- _Information shown_:
####################

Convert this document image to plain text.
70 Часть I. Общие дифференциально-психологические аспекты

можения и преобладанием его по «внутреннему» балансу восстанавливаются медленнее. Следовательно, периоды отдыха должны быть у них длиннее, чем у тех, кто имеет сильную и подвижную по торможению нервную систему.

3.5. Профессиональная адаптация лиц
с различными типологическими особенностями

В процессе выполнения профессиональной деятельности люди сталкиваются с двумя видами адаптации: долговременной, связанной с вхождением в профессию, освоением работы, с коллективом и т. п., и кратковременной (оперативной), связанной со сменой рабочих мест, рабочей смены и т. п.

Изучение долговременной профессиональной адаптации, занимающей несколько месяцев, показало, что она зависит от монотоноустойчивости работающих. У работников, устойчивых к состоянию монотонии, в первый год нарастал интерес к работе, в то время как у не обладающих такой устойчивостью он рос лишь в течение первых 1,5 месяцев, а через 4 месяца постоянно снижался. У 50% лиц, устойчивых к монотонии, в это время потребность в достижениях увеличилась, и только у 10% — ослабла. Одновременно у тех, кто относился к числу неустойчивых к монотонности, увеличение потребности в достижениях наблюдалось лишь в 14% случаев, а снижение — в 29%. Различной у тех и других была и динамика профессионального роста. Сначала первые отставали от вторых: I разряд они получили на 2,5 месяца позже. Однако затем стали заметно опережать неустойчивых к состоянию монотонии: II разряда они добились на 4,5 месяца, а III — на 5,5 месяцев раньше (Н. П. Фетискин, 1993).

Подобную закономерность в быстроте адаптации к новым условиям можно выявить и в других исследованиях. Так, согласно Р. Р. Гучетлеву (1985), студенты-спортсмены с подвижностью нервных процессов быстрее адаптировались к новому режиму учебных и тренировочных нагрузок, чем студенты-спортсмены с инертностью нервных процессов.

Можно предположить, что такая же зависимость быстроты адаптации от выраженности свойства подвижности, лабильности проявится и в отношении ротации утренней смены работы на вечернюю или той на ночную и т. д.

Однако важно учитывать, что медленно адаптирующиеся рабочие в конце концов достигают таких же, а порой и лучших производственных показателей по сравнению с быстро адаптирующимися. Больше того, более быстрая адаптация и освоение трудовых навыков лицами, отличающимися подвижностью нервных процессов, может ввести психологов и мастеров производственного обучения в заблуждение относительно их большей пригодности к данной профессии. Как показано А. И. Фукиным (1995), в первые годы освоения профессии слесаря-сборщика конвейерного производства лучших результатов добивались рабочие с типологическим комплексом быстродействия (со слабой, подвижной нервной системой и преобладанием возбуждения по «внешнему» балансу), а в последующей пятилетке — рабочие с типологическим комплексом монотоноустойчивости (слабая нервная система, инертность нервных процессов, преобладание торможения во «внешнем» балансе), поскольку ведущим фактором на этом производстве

####################

- _Required task_: Which lines above hold the word "работы"? Copy each of them.

- _Response to the task_:
В процессе выполнения профессиональной деятельности люди сталкиваются с двумя видами адаптации: долговременной, связанной с вхождением в профессию, освоением работы, с коллективом и т. п., и кратковременной (оперативной), связанной со сменой рабочих мест, рабочей смены и т. п.
Можно предположить, что такая же зависимость быстроты адаптации от выраженности свойства подвижности, лабильности проявится и в отношении ротации утренней смены работы на вечернюю или той на ночную и т. д.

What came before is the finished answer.